WRITTEN EXERCISE: Output the full material exactly as it appears here.

EXERCISE INPUTS:
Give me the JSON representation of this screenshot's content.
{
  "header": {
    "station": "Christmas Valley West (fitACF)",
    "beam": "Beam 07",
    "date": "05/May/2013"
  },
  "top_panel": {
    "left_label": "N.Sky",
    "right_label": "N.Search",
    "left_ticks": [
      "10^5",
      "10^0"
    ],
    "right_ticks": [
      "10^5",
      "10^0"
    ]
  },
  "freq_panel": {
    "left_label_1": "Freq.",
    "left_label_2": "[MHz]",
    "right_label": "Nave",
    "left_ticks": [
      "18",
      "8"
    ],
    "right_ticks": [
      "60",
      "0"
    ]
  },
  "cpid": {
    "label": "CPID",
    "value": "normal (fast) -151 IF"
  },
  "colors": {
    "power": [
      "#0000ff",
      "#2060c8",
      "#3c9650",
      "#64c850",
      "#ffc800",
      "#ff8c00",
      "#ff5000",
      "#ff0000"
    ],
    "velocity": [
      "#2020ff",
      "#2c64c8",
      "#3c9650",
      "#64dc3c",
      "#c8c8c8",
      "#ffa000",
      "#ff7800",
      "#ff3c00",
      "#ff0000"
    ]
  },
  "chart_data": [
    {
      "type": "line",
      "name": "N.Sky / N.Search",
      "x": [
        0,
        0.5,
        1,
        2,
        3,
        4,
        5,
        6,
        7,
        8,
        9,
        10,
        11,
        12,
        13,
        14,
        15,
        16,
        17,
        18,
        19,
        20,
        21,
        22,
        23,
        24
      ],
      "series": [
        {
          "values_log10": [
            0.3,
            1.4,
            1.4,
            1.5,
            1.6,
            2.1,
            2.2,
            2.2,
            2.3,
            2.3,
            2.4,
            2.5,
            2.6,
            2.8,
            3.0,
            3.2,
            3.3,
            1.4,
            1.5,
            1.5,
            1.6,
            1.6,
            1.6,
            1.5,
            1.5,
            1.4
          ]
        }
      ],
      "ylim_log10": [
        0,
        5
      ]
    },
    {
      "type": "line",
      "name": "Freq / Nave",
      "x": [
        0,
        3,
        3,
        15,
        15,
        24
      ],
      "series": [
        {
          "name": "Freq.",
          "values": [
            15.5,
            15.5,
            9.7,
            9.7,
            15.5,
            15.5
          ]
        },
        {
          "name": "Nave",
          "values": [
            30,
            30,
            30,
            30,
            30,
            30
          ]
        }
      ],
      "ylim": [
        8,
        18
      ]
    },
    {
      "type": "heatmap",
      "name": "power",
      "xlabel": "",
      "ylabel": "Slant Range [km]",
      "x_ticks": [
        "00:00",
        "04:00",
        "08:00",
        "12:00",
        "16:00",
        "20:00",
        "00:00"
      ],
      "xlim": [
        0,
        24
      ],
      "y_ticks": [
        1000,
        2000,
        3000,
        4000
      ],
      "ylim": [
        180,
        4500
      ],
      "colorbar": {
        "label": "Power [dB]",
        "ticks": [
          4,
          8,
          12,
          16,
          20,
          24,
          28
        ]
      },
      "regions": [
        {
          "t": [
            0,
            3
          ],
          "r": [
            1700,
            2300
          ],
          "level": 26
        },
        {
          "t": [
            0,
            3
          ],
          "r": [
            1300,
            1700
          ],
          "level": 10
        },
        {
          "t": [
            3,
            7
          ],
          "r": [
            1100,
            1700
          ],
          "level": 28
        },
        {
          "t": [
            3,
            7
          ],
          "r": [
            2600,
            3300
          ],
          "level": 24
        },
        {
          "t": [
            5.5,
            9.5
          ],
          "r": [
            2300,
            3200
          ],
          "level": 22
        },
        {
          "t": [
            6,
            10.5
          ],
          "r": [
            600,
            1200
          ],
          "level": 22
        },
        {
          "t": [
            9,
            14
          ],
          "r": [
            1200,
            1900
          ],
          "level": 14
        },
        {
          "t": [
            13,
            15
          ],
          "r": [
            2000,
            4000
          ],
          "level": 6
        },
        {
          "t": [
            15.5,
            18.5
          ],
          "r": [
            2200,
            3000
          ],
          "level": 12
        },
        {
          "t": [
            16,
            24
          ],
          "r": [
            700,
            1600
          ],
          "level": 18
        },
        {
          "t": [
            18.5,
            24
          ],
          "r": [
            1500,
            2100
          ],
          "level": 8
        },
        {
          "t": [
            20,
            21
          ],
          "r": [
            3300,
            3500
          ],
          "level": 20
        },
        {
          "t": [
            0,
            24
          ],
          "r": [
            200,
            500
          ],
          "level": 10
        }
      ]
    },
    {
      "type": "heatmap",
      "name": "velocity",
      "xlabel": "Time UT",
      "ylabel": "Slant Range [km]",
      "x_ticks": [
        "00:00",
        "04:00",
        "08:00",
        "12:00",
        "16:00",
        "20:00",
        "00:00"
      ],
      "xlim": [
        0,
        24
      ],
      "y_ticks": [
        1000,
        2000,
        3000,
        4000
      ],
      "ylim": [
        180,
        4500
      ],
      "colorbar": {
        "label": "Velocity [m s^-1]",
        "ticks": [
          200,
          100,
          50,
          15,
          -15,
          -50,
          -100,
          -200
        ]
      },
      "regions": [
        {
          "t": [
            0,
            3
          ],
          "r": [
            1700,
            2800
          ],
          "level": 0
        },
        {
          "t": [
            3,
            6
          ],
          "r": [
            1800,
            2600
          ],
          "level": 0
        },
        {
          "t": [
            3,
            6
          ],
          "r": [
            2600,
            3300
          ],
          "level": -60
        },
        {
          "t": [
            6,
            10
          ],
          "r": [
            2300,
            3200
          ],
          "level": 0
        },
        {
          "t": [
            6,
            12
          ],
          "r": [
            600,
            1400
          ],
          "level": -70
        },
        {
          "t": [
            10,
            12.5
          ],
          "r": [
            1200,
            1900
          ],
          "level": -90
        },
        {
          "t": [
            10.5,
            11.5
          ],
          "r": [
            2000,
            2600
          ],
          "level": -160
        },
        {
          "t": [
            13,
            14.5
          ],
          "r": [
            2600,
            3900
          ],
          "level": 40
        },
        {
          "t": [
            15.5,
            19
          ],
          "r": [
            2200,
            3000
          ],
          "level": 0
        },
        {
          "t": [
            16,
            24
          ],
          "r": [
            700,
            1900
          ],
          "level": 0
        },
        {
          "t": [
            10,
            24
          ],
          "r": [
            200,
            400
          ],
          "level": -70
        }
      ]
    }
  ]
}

WRITTEN SOLUTION:
Give me the JSON representation of this screenshot's content.
{
  "header": {
    "station": "Christmas Valley West (fitACF)",
    "beam": "Beam 07",
    "date": "05/May/2013"
  },
  "top_panel": {
    "left_label": "N.Sky",
    "right_label": "N.Search",
    "left_ticks": [
      "10^5",
      "10^0"
    ],
    "right_ticks": [
      "10^5",
      "10^0"
    ]
  },
  "freq_panel": {
    "left_label_1": "Freq.",
    "left_label_2": "[MHz]",
    "right_label": "Nave",
    "left_ticks": [
      "18",
      "8"
    ],
    "right_ticks": [
      "60",
      "0"
    ]
  },
  "cpid": {
    "label": "CPID",
    "value": "normal (fast) -151 IF"
  },
  "colors": {
    "power": [
      "#0000ff",
      "#2060c8",
      "#3c9650",
      "#64c850",
      "#ffc800",
      "#ff8c00",
      "#ff5000",
      "#ff0000"
    ],
    "velocity": [
      "#2020ff",
      "#2c64c8",
      "#3c9650",
      "#64dc3c",
      "#c8c8c8",
      "#ffa000",
      "#ff7800",
      "#ff3c00",
      "#ff0000"
    ]
  },
  "chart_data": [
    {
      "type": "line",
      "name": "N.Sky / N.Search",
      "x": [
        0,
        0.5,
        1,
        2,
        3,
        4,
        5,
        6,
        7,
        8,
        9,
        10,
        11,
        12,
        13,
        14,
        15,
        16,
        17,
        18,
        19,
        20,
        21,
        22,
        23,
        24
      ],
      "series": [
        {
          "values_log10": [
            0.3,
            1.4,
            1.4,
            1.5,
            1.6,
            2.1,
            2.2,
            2.2,
            2.3,
            2.3,
            2.4,
            2.5,
            2.6,
            2.8,
            3.0,
            3.2,
            3.3,
            1.4,
            1.5,
            1.5,
            1.6,
            1.6,
            1.6,
            1.5,
            1.5,
            1.4
          ]
        }
      ],
      "ylim_log10": [
        0,
        5
      ]
    },
    {
      "type": "line",
      "name": "Freq / Nave",
      "x": [
        0,
        3,
        3,
        15,
        15,
        24
      ],
      "series": [
        {
          "name": "Freq.",
          "values": [
            15.5,
            15.5,
            9.7,
            9.7,
            15.5,
            15.5
          ]
        },
        {
          "name": "Nave",
          "values": [
            30,
            30,
            30,
            30,
            30,
            30
          ]
        }
      ],
      "ylim": [
        8,
        18
      ]
    },
    {
      "type": "heatmap",
      "name": "power",
      "xlabel": "",
      "ylabel": "Slant Range [km]",
      "x_ticks": [
        "00:00",
        "04:00",
        "08:00",
        "12:00",
        "16:00",
        "20:00",
        "00:00"
      ],
      "xlim": [
        0,
        24
      ],
      "y_ticks": [
        1000,
        2000,
        3000,
        4000
      ],
      "ylim": [
        180,
        4500
      ],
      "colorbar": {
        "label": "Power [dB]",
        "ticks": [
          4,
          8,
          12,
          16,
          20,
          24,
          28
        ]
      },
      "regions": [
        {
          "t": [
            0,
            3
          ],
          "r": [
            1700,
            2300
          ],
          "level": 26
        },
        {
          "t": [
            0,
            3
          ],
          "r": [
            1300,
            1700
          ],
          "level": 10
        },
        {
          "t": [
            3,
            7
          ],
          "r": [
            1100,
            1700
          ],
          "level": 28
        },
        {
          "t": [
            3,
            7
          ],
          "r": [
            2600,
            3300
          ],
          "level": 24
        },
        {
          "t": [
            5.5,
            9.5
          ],
          "r": [
            2300,
            3200
          ],
          "level": 22
        },
        {
          "t": [
            6,
            10.5
          ],
          "r": [
            600,
            1200
          ],
          "level": 22
        },
        {
          "t": [
            9,
            14
          ],
          "r": [
            1200,
            1900
          ],
          "level": 14
        },
        {
          "t": [
            13,
            15
          ],
          "r": [
            2000,
            4000
          ],
          "level": 6
        },
        {
          "t": [
            15.5,
            18.5
          ],
          "r": [
            2200,
            3000
          ],
          "level": 12
        },
        {
          "t": [
            16,
            24
          ],
          "r": [
            700,
            1600
          ],
          "level": 18
        },
        {
          "t": [
            18.5,
            24
          ],
          "r": [
            1500,
            2100
          ],
          "level": 8
        },
        {
          "t": [
            20,
            21
          ],
          "r": [
            3300,
            3500
          ],
          "level": 20
        },
        {
          "t": [
            0,
            24
          ],
          "r": [
            200,
            500
          ],
          "level": 10
        }
      ]
    },
    {
      "type": "heatmap",
      "name": "velocity",
      "xlabel": "Time UT",
      "ylabel": "Slant Range [km]",
      "x_ticks": [
        "00:00",
        "04:00",
        "08:00",
        "12:00",
        "16:00",
        "20:00",
        "00:00"
      ],
      "xlim": [
        0,
        24
      ],
      "y_ticks": [
        1000,
        2000,
        3000,
        4000
      ],
      "ylim": [
        180,
        4500
      ],
      "colorbar": {
        "label": "Velocity [m s^-1]",
        "ticks": [
          200,
          100,
          50,
          15,
          -15,
          -50,
          -100,
          -200
        ]
      },
      "regions": [
        {
          "t": [
            0,
            3
          ],
          "r": [
            1700,
            2800
          ],
          "level": 0
        },
        {
          "t": [
            3,
            6
          ],
          "r": [
            1800,
            2600
          ],
          "level": 0
        },
        {
          "t": [
            3,
            6
          ],
          "r": [
            2600,
            3300
          ],
          "level": -60
        },
        {
          "t": [
            6,
            10
          ],
          "r": [
            2300,
            3200
          ],
          "level": 0
        },
        {
          "t": [
            6,
            12
          ],
          "r": [
            600,
            1400
          ],
          "level": -70
        },
        {
          "t": [
            10,
            12.5
          ],
          "r": [
            1200,
            1900
          ],
          "level": -90
        },
        {
          "t": [
            10.5,
            11.5
          ],
          "r": [
            2000,
            2600
          ],
          "level": -160
        },
        {
          "t": [
            13,
            14.5
          ],
          "r": [
            2600,
            3900
          ],
          "level": 40
        },
        {
          "t": [
            15.5,
            19
          ],
          "r": [
            2200,
            3000
          ],
          "level": 0
        },
        {
          "t": [
            16,
            24
          ],
          "r": [
            700,
            1900
          ],
          "level": 0
        },
        {
          "t": [
            10,
            24
          ],
          "r": [
            200,
            400
          ],
          "level": -70
        }
      ]
    }
  ]
}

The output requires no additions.